:: Description of the task ::
The records follow. Filter them to the lines that hold "aaaacc".

Figure collection entries
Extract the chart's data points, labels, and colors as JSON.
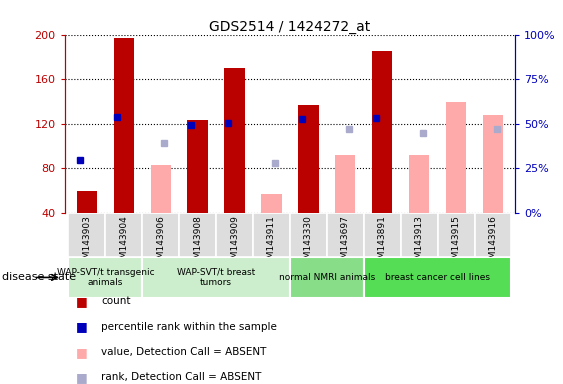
{
  "title": "GDS2514 / 1424272_at",
  "samples": [
    "GSM143903",
    "GSM143904",
    "GSM143906",
    "GSM143908",
    "GSM143909",
    "GSM143911",
    "GSM143330",
    "GSM143697",
    "GSM143891",
    "GSM143913",
    "GSM143915",
    "GSM143916"
  ],
  "count_values": [
    60,
    197,
    null,
    123,
    170,
    null,
    137,
    null,
    185,
    null,
    null,
    null
  ],
  "count_absent_values": [
    null,
    null,
    83,
    null,
    null,
    57,
    null,
    92,
    null,
    92,
    140,
    128
  ],
  "percentile_values": [
    88,
    126,
    null,
    119,
    121,
    null,
    124,
    null,
    125,
    null,
    null,
    null
  ],
  "rank_absent_values": [
    null,
    null,
    103,
    null,
    null,
    85,
    null,
    115,
    null,
    112,
    null,
    115
  ],
  "group_defs": [
    {
      "start": 0,
      "end": 1,
      "color": "#cceecc",
      "label": "WAP-SVT/t transgenic\nanimals"
    },
    {
      "start": 2,
      "end": 5,
      "color": "#cceecc",
      "label": "WAP-SVT/t breast\ntumors"
    },
    {
      "start": 6,
      "end": 7,
      "color": "#88dd88",
      "label": "normal NMRI animals"
    },
    {
      "start": 8,
      "end": 11,
      "color": "#55dd55",
      "label": "breast cancer cell lines"
    }
  ],
  "ylim": [
    40,
    200
  ],
  "yticks": [
    40,
    80,
    120,
    160,
    200
  ],
  "ytick_labels_left": [
    "40",
    "80",
    "120",
    "160",
    "200"
  ],
  "ytick_labels_right": [
    "0%",
    "25%",
    "50%",
    "75%",
    "100%"
  ],
  "red_color": "#bb0000",
  "pink_color": "#ffaaaa",
  "blue_color": "#0000bb",
  "lightblue_color": "#aaaacc",
  "bg_color": "#ffffff",
  "disease_state_label": "disease state",
  "legend_items": [
    {
      "color": "#bb0000",
      "label": "count"
    },
    {
      "color": "#0000bb",
      "label": "percentile rank within the sample"
    },
    {
      "color": "#ffaaaa",
      "label": "value, Detection Call = ABSENT"
    },
    {
      "color": "#aaaacc",
      "label": "rank, Detection Call = ABSENT"
    }
  ]
}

:: Expected answer ::
  "lightblue_color": "#aaaacc",
      "color": "#aaaacc",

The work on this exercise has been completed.